*Objective*.
Copy out all the lines in the records that include the word "text".

BEGIN Data provided

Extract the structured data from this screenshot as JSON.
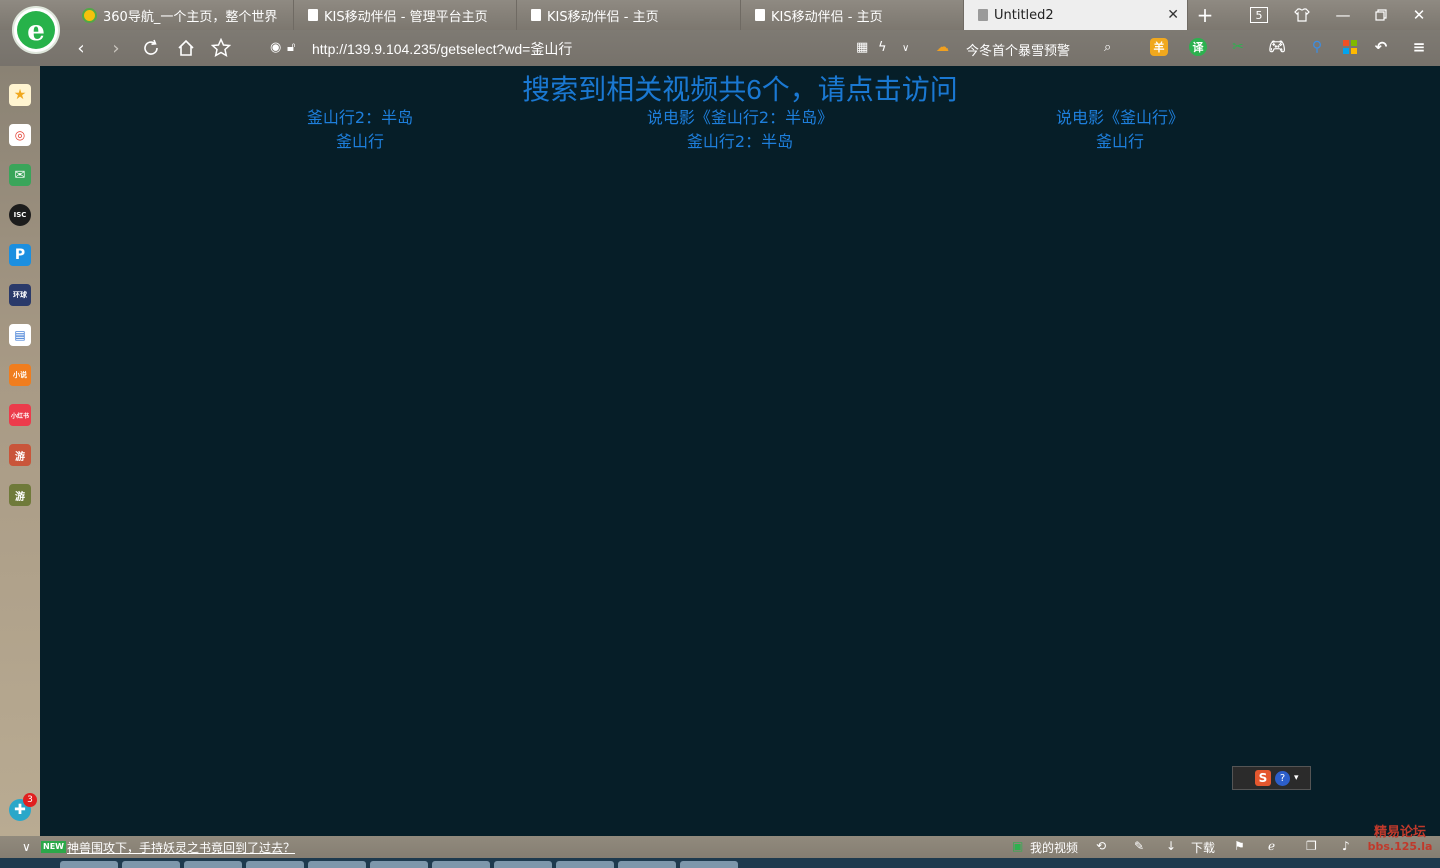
{
  "browser": {
    "tabs": [
      {
        "label": "360导航_一个主页，整个世界"
      },
      {
        "label": "KIS移动伴侣 - 管理平台主页"
      },
      {
        "label": "KIS移动伴侣 - 主页"
      },
      {
        "label": "KIS移动伴侣 - 主页"
      },
      {
        "label": "Untitled2"
      }
    ],
    "tab_count": "5",
    "url": "http://139.9.104.235/getselect?wd=釜山行",
    "news_ticker": "今冬首个暴雪预警",
    "ext_translate": "译"
  },
  "page": {
    "heading": "搜索到相关视频共6个，请点击访问",
    "videos": [
      {
        "title": "釜山行2：半岛"
      },
      {
        "title": "说电影《釜山行2：半岛》"
      },
      {
        "title": "说电影《釜山行》"
      },
      {
        "title": "釜山行"
      },
      {
        "title": "釜山行2：半岛"
      },
      {
        "title": "釜山行"
      }
    ]
  },
  "sidebar": {
    "badge": "3",
    "items": [
      {
        "icon": "star-icon",
        "color": "#f6c344"
      },
      {
        "icon": "weibo-icon",
        "color": "#e33b2e",
        "text": "微"
      },
      {
        "icon": "mail-icon",
        "color": "#3aa55a",
        "text": "✉"
      },
      {
        "icon": "isc-icon",
        "color": "#1c1c1c",
        "text": "ISC"
      },
      {
        "icon": "p-icon",
        "color": "#1b8fe0",
        "text": "P"
      },
      {
        "icon": "news-icon",
        "color": "#2a3a6a",
        "text": "环球"
      },
      {
        "icon": "word-icon",
        "color": "#2d6fd1",
        "text": "W"
      },
      {
        "icon": "novel-icon",
        "color": "#f07d1e",
        "text": "小说"
      },
      {
        "icon": "redbook-icon",
        "color": "#ec3b4b",
        "text": "小红书"
      },
      {
        "icon": "game-icon",
        "color": "#c9553a",
        "text": "游"
      },
      {
        "icon": "game2-icon",
        "color": "#6f7a3a",
        "text": "游"
      }
    ]
  },
  "statusbar": {
    "new_tag": "NEW",
    "news": "神兽围攻下，手持妖灵之书竟回到了过去？",
    "my_video": "我的视频",
    "download": "下载"
  },
  "watermark": {
    "line1": "精易论坛",
    "line2": "bbs.125.la"
  }
}
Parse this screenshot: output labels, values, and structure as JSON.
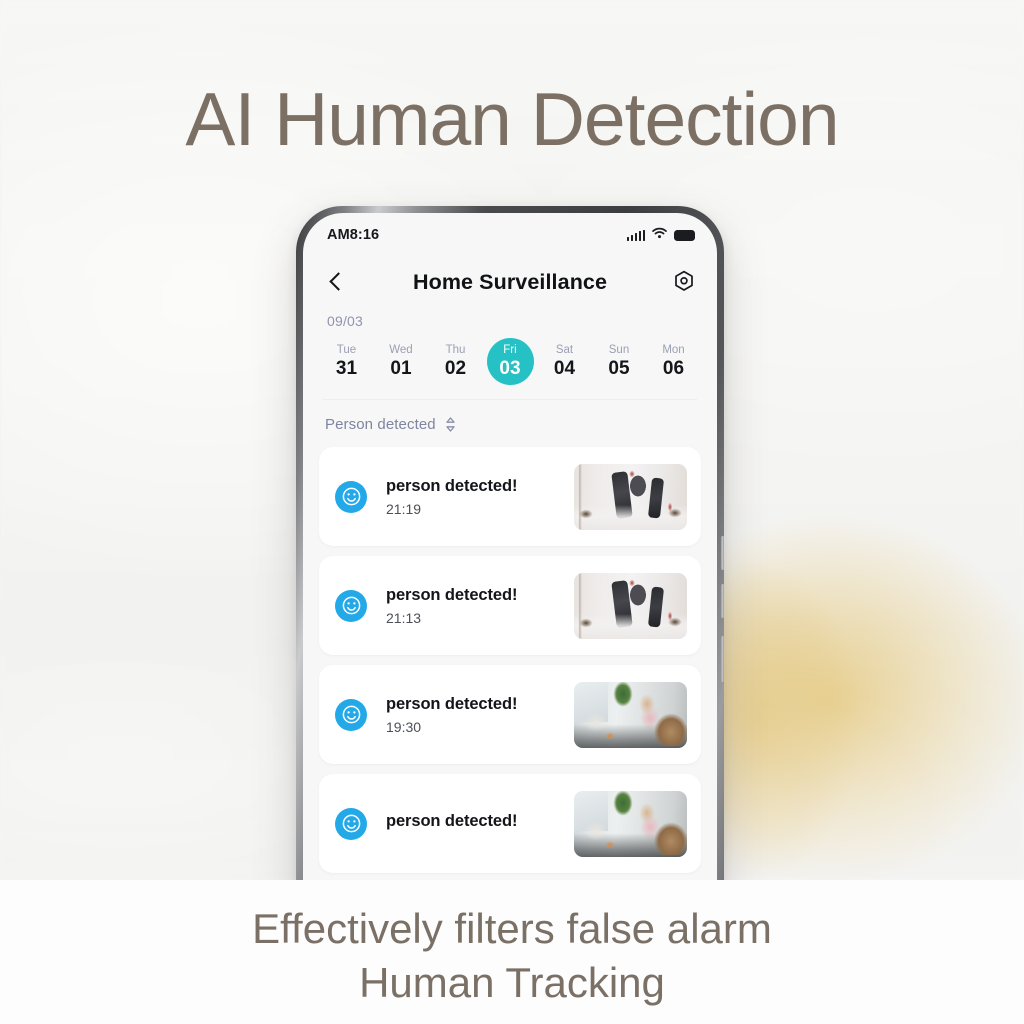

END Data provided

*Problem solution*.
        "text": "微"
        "text": "✉"
        "text": "ISC"
        "text": "P"
        "text": "环球"
        "text": "W"
        "text": "小说"
        "text": "小红书"
        "text": "游"
        "text": "游"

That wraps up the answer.